**Task directions**
Pick out all lines with the word "accounts" from the records that follow.

* Begin Source data *

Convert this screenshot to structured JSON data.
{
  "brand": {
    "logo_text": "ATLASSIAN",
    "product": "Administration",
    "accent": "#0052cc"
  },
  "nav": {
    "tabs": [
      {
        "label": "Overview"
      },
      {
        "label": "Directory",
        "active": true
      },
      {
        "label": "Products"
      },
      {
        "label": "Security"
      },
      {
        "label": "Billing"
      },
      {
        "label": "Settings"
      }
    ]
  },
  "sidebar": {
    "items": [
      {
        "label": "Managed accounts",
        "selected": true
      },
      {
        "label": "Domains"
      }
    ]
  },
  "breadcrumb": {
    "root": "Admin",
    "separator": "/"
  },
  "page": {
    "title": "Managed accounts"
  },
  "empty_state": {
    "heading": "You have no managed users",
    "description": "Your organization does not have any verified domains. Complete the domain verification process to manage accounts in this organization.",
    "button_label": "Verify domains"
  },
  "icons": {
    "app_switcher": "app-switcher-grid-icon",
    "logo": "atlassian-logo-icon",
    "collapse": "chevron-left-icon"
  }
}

* End Source data *

**Answer below**
        "label": "Managed accounts",
    "title": "Managed accounts"
    "description": "Your organization does not have any verified domains. Complete the domain verification process to manage accounts in this organization.",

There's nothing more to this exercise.